[Items from a data source]

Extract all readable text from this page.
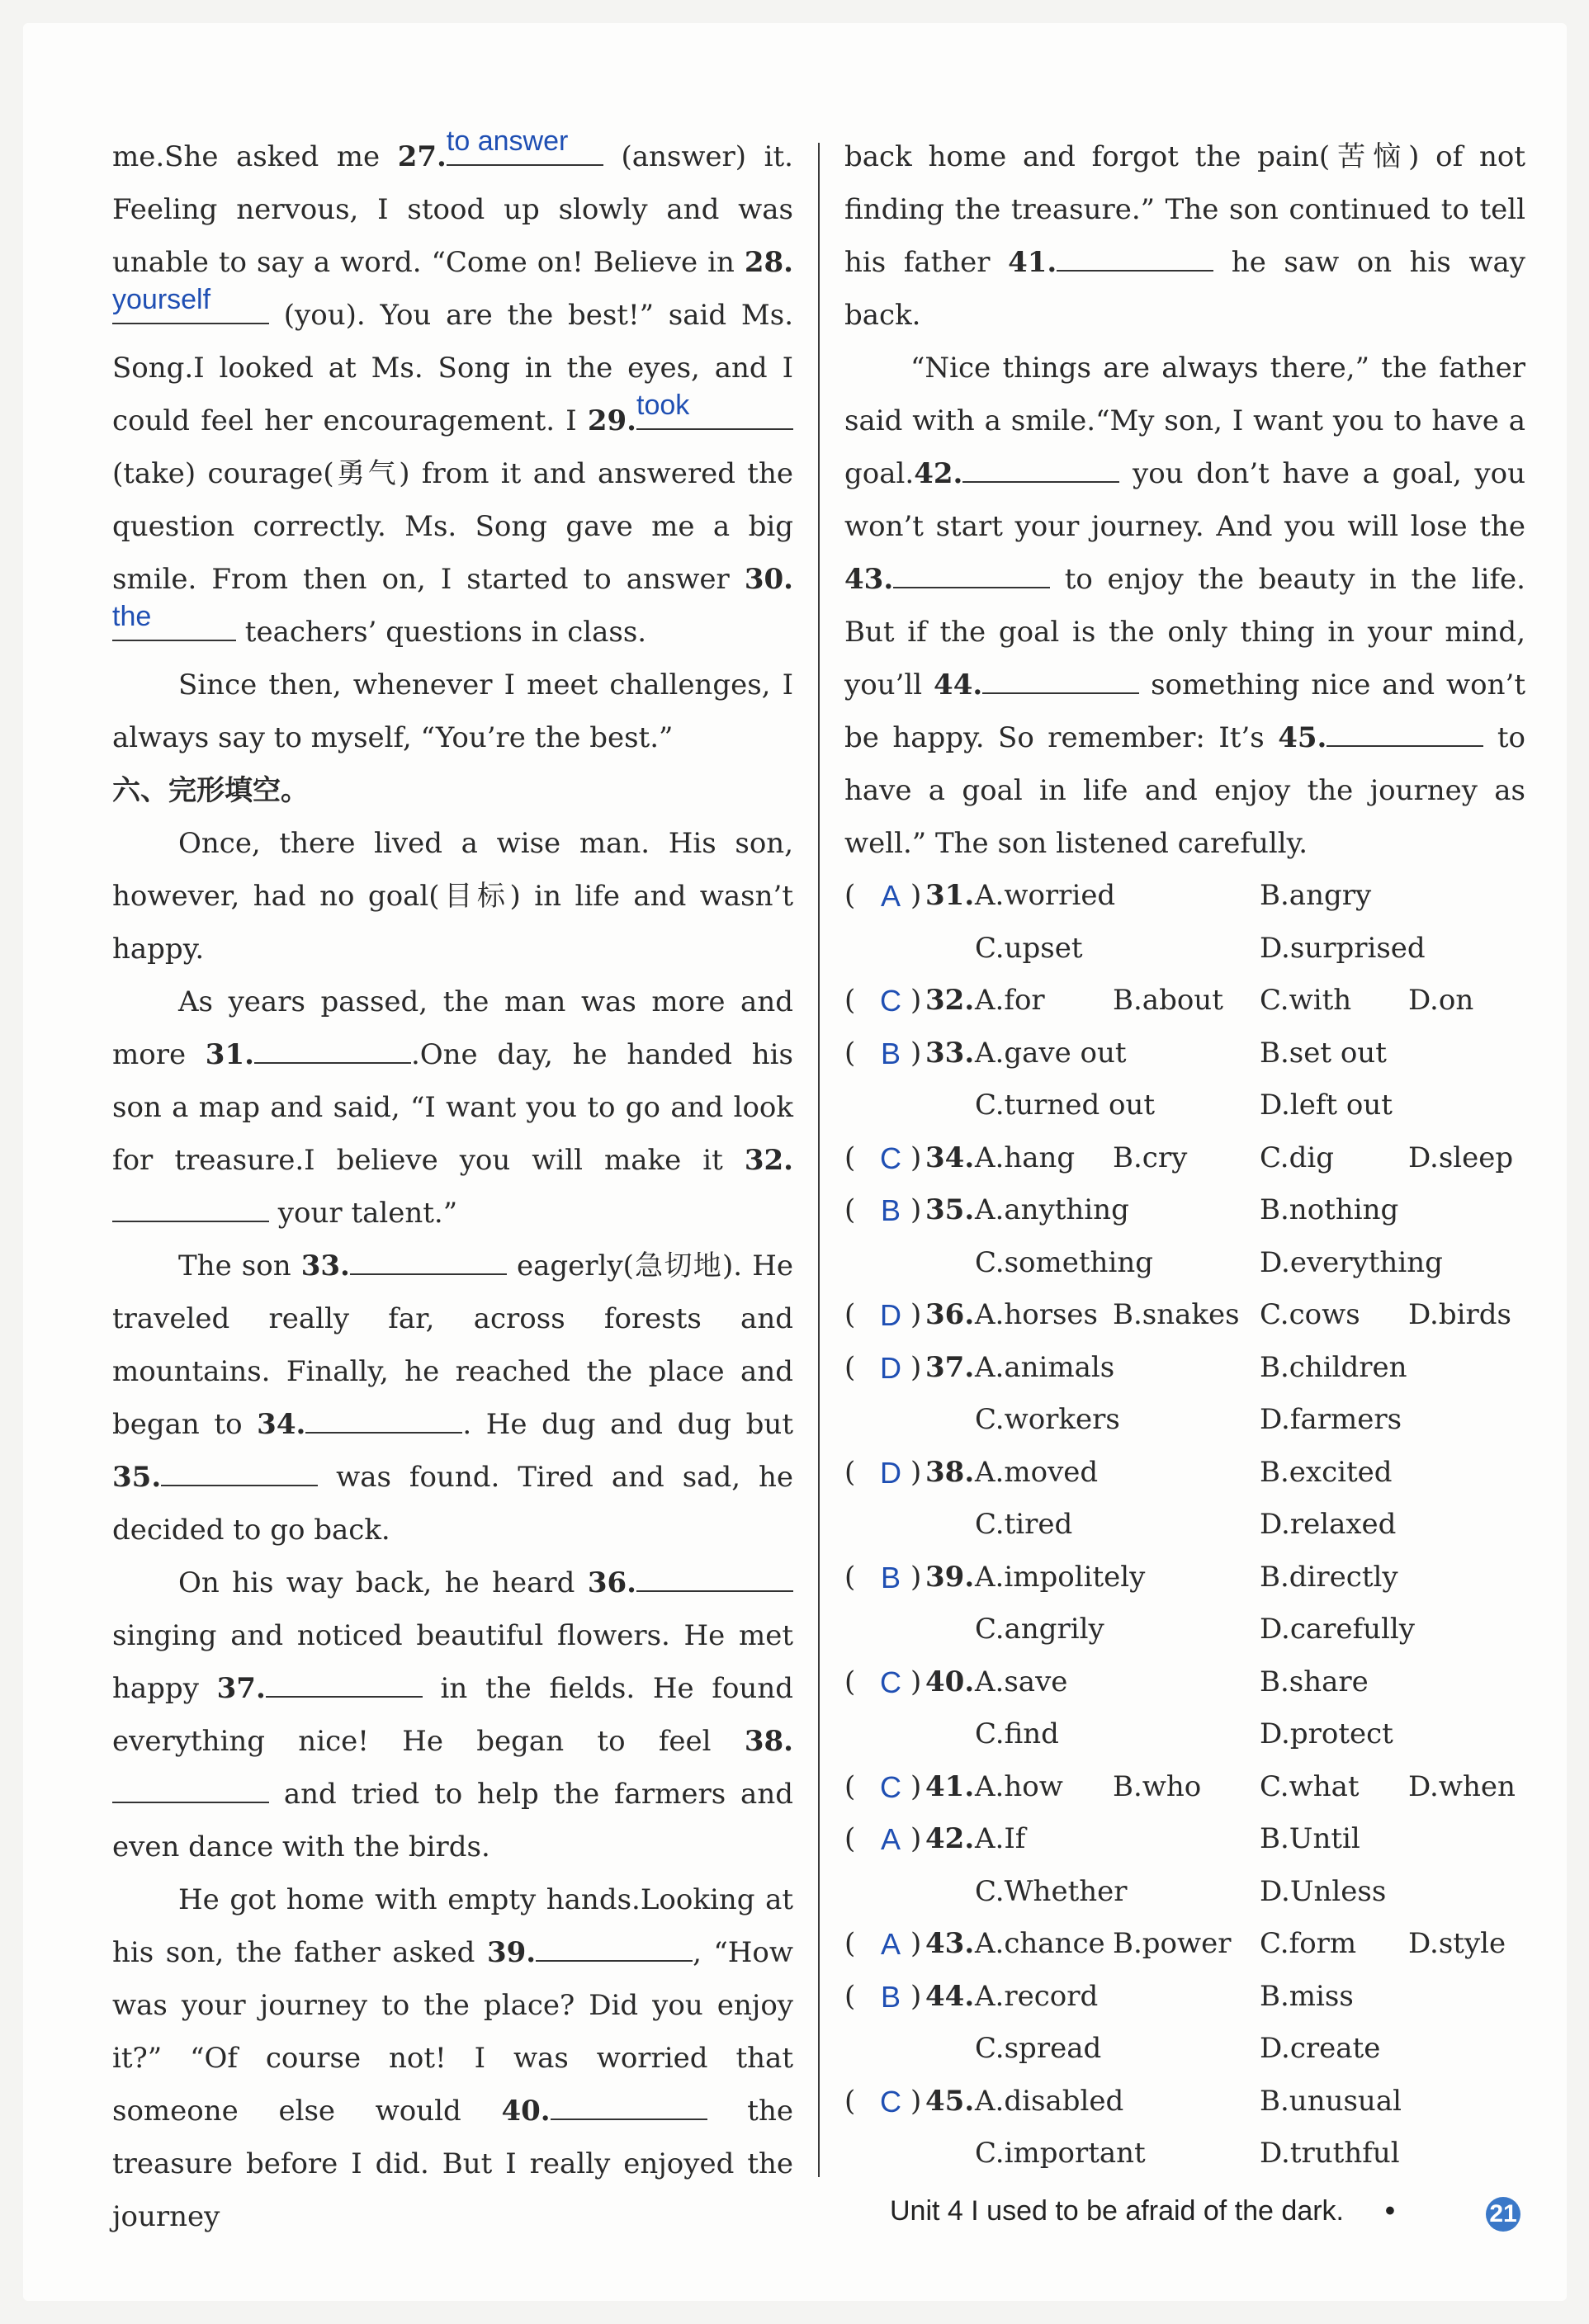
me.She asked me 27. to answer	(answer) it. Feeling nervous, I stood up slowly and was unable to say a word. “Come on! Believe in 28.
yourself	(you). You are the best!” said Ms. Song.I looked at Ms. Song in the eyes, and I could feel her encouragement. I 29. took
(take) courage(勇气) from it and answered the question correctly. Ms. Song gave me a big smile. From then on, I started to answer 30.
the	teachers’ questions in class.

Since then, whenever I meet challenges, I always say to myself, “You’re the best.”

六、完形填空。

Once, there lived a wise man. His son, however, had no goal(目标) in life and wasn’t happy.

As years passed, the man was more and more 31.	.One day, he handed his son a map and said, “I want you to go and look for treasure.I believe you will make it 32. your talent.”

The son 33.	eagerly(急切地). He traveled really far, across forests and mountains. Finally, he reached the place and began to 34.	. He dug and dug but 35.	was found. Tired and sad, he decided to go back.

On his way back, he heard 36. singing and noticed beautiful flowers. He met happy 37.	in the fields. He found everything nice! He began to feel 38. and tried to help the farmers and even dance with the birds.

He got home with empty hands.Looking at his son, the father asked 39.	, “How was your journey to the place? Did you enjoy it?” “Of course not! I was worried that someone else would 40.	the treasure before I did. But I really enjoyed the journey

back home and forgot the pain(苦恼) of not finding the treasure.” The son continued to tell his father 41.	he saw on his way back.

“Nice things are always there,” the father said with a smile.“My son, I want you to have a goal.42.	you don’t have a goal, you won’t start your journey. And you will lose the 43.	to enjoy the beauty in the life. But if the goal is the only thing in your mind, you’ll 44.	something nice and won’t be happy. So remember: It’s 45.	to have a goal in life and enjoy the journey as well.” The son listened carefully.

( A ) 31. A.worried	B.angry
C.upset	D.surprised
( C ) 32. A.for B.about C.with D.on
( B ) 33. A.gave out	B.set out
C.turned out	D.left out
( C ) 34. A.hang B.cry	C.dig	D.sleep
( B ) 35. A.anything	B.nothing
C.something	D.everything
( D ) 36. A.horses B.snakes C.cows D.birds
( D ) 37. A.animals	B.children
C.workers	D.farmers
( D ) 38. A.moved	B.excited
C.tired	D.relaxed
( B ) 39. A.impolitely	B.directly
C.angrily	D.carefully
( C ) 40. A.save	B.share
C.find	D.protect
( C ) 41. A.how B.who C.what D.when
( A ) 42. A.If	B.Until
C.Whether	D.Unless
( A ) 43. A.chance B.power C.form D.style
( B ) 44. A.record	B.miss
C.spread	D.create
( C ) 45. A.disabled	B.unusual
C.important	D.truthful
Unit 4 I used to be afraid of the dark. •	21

[Task] Copy out every line of the listing that includes the string "farmers".

[Solution to this task]
On his way back, he heard 36. singing and noticed beautiful flowers. He met happy 37.	in the fields. He found everything nice! He began to feel 38. and tried to help the farmers and even dance with the birds.
C.workers	D.farmers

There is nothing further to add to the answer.